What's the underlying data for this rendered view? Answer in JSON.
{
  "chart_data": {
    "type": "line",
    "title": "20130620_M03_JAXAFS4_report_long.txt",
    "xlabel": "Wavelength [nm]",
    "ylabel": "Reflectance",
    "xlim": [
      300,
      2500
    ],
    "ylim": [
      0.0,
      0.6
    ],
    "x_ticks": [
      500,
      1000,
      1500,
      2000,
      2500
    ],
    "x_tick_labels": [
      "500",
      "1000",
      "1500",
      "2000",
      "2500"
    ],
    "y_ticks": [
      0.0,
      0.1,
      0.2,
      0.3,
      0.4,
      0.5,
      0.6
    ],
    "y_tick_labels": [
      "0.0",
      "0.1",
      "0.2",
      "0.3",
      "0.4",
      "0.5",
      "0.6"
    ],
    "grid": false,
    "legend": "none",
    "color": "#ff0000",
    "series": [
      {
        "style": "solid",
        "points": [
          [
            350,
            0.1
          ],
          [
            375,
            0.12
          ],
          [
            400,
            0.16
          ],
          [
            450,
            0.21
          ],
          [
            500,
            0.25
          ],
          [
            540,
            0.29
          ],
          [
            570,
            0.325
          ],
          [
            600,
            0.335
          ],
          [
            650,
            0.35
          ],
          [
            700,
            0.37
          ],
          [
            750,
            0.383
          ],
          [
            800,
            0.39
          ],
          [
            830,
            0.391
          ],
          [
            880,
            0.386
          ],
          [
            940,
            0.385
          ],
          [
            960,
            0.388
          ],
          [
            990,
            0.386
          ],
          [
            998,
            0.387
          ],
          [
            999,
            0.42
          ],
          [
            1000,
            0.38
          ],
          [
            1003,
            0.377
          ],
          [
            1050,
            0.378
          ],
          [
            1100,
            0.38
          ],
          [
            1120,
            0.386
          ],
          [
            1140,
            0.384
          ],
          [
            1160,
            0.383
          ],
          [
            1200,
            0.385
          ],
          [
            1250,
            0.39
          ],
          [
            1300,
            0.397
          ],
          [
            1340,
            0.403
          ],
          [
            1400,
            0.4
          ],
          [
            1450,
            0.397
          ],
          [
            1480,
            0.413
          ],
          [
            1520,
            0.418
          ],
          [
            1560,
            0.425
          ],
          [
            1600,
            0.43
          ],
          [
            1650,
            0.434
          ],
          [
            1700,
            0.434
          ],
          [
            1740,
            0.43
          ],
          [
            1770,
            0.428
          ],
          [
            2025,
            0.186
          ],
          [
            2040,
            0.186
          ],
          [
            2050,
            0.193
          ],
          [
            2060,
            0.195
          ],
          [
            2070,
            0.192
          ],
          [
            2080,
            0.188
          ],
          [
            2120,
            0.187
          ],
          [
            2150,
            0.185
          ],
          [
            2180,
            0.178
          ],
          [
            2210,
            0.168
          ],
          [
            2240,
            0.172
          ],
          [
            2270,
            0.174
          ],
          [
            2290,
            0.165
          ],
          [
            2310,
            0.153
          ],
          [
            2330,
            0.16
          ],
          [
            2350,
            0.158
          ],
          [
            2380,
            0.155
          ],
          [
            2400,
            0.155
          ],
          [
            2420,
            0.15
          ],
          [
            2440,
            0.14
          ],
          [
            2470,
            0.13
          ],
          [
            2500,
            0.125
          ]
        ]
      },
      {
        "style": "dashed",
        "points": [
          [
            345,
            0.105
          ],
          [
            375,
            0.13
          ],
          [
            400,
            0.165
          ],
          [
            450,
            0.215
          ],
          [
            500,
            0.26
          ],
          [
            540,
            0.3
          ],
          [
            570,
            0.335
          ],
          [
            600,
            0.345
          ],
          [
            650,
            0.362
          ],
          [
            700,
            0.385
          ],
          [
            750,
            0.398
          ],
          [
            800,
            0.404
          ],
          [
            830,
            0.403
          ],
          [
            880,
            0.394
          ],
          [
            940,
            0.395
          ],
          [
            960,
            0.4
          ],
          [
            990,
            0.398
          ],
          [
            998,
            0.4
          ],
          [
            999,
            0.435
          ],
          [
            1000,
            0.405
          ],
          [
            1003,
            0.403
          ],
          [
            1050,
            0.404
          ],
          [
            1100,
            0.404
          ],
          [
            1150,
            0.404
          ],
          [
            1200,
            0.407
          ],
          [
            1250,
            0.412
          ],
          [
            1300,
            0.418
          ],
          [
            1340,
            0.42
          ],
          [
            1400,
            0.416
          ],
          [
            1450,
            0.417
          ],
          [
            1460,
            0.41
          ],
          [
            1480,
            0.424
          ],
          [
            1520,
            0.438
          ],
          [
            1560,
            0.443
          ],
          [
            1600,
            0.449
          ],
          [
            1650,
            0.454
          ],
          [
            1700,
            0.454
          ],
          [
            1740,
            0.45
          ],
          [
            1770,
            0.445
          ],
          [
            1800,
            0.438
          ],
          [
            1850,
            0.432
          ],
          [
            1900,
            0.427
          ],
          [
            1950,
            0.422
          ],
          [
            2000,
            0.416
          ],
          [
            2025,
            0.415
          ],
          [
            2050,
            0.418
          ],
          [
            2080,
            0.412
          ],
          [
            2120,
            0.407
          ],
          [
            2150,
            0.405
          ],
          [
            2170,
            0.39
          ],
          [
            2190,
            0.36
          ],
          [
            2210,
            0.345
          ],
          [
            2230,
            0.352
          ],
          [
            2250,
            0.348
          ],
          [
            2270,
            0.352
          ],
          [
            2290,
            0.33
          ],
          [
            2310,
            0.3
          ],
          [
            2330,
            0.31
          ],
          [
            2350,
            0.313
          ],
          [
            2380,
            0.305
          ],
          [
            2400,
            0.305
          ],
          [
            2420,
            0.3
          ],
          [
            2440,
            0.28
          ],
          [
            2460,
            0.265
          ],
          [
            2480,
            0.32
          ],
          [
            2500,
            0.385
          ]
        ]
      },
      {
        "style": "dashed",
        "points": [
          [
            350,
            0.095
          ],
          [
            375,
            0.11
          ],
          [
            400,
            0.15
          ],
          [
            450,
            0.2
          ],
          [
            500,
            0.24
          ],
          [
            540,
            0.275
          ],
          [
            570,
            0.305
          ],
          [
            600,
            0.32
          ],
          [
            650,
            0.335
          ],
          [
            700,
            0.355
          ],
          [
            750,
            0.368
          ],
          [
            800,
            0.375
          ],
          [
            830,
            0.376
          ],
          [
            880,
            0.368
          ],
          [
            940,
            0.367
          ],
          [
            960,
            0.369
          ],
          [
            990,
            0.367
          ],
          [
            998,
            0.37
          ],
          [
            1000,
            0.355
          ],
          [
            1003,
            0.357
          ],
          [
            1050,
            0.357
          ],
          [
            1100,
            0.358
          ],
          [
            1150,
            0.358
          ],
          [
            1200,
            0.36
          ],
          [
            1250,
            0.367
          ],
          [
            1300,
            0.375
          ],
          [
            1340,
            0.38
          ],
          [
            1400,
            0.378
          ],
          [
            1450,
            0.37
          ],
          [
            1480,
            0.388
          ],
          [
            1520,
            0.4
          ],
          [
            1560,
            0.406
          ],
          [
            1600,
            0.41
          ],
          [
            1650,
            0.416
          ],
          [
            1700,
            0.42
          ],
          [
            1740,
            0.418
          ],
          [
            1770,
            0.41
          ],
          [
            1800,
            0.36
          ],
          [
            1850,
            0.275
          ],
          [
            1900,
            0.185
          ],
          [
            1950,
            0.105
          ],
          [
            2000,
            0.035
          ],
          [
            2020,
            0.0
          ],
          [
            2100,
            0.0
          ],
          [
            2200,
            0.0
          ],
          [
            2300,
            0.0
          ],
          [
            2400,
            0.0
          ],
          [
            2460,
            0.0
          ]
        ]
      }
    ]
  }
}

Problem description: Give an exact copy of all the data shown above.

Result for this task:
What's the underlying data for this rendered view? Answer in JSON.
{
  "chart_data": {
    "type": "line",
    "title": "20130620_M03_JAXAFS4_report_long.txt",
    "xlabel": "Wavelength [nm]",
    "ylabel": "Reflectance",
    "xlim": [
      300,
      2500
    ],
    "ylim": [
      0.0,
      0.6
    ],
    "x_ticks": [
      500,
      1000,
      1500,
      2000,
      2500
    ],
    "x_tick_labels": [
      "500",
      "1000",
      "1500",
      "2000",
      "2500"
    ],
    "y_ticks": [
      0.0,
      0.1,
      0.2,
      0.3,
      0.4,
      0.5,
      0.6
    ],
    "y_tick_labels": [
      "0.0",
      "0.1",
      "0.2",
      "0.3",
      "0.4",
      "0.5",
      "0.6"
    ],
    "grid": false,
    "legend": "none",
    "color": "#ff0000",
    "series": [
      {
        "style": "solid",
        "points": [
          [
            350,
            0.1
          ],
          [
            375,
            0.12
          ],
          [
            400,
            0.16
          ],
          [
            450,
            0.21
          ],
          [
            500,
            0.25
          ],
          [
            540,
            0.29
          ],
          [
            570,
            0.325
          ],
          [
            600,
            0.335
          ],
          [
            650,
            0.35
          ],
          [
            700,
            0.37
          ],
          [
            750,
            0.383
          ],
          [
            800,
            0.39
          ],
          [
            830,
            0.391
          ],
          [
            880,
            0.386
          ],
          [
            940,
            0.385
          ],
          [
            960,
            0.388
          ],
          [
            990,
            0.386
          ],
          [
            998,
            0.387
          ],
          [
            999,
            0.42
          ],
          [
            1000,
            0.38
          ],
          [
            1003,
            0.377
          ],
          [
            1050,
            0.378
          ],
          [
            1100,
            0.38
          ],
          [
            1120,
            0.386
          ],
          [
            1140,
            0.384
          ],
          [
            1160,
            0.383
          ],
          [
            1200,
            0.385
          ],
          [
            1250,
            0.39
          ],
          [
            1300,
            0.397
          ],
          [
            1340,
            0.403
          ],
          [
            1400,
            0.4
          ],
          [
            1450,
            0.397
          ],
          [
            1480,
            0.413
          ],
          [
            1520,
            0.418
          ],
          [
            1560,
            0.425
          ],
          [
            1600,
            0.43
          ],
          [
            1650,
            0.434
          ],
          [
            1700,
            0.434
          ],
          [
            1740,
            0.43
          ],
          [
            1770,
            0.428
          ],
          [
            2025,
            0.186
          ],
          [
            2040,
            0.186
          ],
          [
            2050,
            0.193
          ],
          [
            2060,
            0.195
          ],
          [
            2070,
            0.192
          ],
          [
            2080,
            0.188
          ],
          [
            2120,
            0.187
          ],
          [
            2150,
            0.185
          ],
          [
            2180,
            0.178
          ],
          [
            2210,
            0.168
          ],
          [
            2240,
            0.172
          ],
          [
            2270,
            0.174
          ],
          [
            2290,
            0.165
          ],
          [
            2310,
            0.153
          ],
          [
            2330,
            0.16
          ],
          [
            2350,
            0.158
          ],
          [
            2380,
            0.155
          ],
          [
            2400,
            0.155
          ],
          [
            2420,
            0.15
          ],
          [
            2440,
            0.14
          ],
          [
            2470,
            0.13
          ],
          [
            2500,
            0.125
          ]
        ]
      },
      {
        "style": "dashed",
        "points": [
          [
            345,
            0.105
          ],
          [
            375,
            0.13
          ],
          [
            400,
            0.165
          ],
          [
            450,
            0.215
          ],
          [
            500,
            0.26
          ],
          [
            540,
            0.3
          ],
          [
            570,
            0.335
          ],
          [
            600,
            0.345
          ],
          [
            650,
            0.362
          ],
          [
            700,
            0.385
          ],
          [
            750,
            0.398
          ],
          [
            800,
            0.404
          ],
          [
            830,
            0.403
          ],
          [
            880,
            0.394
          ],
          [
            940,
            0.395
          ],
          [
            960,
            0.4
          ],
          [
            990,
            0.398
          ],
          [
            998,
            0.4
          ],
          [
            999,
            0.435
          ],
          [
            1000,
            0.405
          ],
          [
            1003,
            0.403
          ],
          [
            1050,
            0.404
          ],
          [
            1100,
            0.404
          ],
          [
            1150,
            0.404
          ],
          [
            1200,
            0.407
          ],
          [
            1250,
            0.412
          ],
          [
            1300,
            0.418
          ],
          [
            1340,
            0.42
          ],
          [
            1400,
            0.416
          ],
          [
            1450,
            0.417
          ],
          [
            1460,
            0.41
          ],
          [
            1480,
            0.424
          ],
          [
            1520,
            0.438
          ],
          [
            1560,
            0.443
          ],
          [
            1600,
            0.449
          ],
          [
            1650,
            0.454
          ],
          [
            1700,
            0.454
          ],
          [
            1740,
            0.45
          ],
          [
            1770,
            0.445
          ],
          [
            1800,
            0.438
          ],
          [
            1850,
            0.432
          ],
          [
            1900,
            0.427
          ],
          [
            1950,
            0.422
          ],
          [
            2000,
            0.416
          ],
          [
            2025,
            0.415
          ],
          [
            2050,
            0.418
          ],
          [
            2080,
            0.412
          ],
          [
            2120,
            0.407
          ],
          [
            2150,
            0.405
          ],
          [
            2170,
            0.39
          ],
          [
            2190,
            0.36
          ],
          [
            2210,
            0.345
          ],
          [
            2230,
            0.352
          ],
          [
            2250,
            0.348
          ],
          [
            2270,
            0.352
          ],
          [
            2290,
            0.33
          ],
          [
            2310,
            0.3
          ],
          [
            2330,
            0.31
          ],
          [
            2350,
            0.313
          ],
          [
            2380,
            0.305
          ],
          [
            2400,
            0.305
          ],
          [
            2420,
            0.3
          ],
          [
            2440,
            0.28
          ],
          [
            2460,
            0.265
          ],
          [
            2480,
            0.32
          ],
          [
            2500,
            0.385
          ]
        ]
      },
      {
        "style": "dashed",
        "points": [
          [
            350,
            0.095
          ],
          [
            375,
            0.11
          ],
          [
            400,
            0.15
          ],
          [
            450,
            0.2
          ],
          [
            500,
            0.24
          ],
          [
            540,
            0.275
          ],
          [
            570,
            0.305
          ],
          [
            600,
            0.32
          ],
          [
            650,
            0.335
          ],
          [
            700,
            0.355
          ],
          [
            750,
            0.368
          ],
          [
            800,
            0.375
          ],
          [
            830,
            0.376
          ],
          [
            880,
            0.368
          ],
          [
            940,
            0.367
          ],
          [
            960,
            0.369
          ],
          [
            990,
            0.367
          ],
          [
            998,
            0.37
          ],
          [
            1000,
            0.355
          ],
          [
            1003,
            0.357
          ],
          [
            1050,
            0.357
          ],
          [
            1100,
            0.358
          ],
          [
            1150,
            0.358
          ],
          [
            1200,
            0.36
          ],
          [
            1250,
            0.367
          ],
          [
            1300,
            0.375
          ],
          [
            1340,
            0.38
          ],
          [
            1400,
            0.378
          ],
          [
            1450,
            0.37
          ],
          [
            1480,
            0.388
          ],
          [
            1520,
            0.4
          ],
          [
            1560,
            0.406
          ],
          [
            1600,
            0.41
          ],
          [
            1650,
            0.416
          ],
          [
            1700,
            0.42
          ],
          [
            1740,
            0.418
          ],
          [
            1770,
            0.41
          ],
          [
            1800,
            0.36
          ],
          [
            1850,
            0.275
          ],
          [
            1900,
            0.185
          ],
          [
            1950,
            0.105
          ],
          [
            2000,
            0.035
          ],
          [
            2020,
            0.0
          ],
          [
            2100,
            0.0
          ],
          [
            2200,
            0.0
          ],
          [
            2300,
            0.0
          ],
          [
            2400,
            0.0
          ],
          [
            2460,
            0.0
          ]
        ]
      }
    ]
  }
}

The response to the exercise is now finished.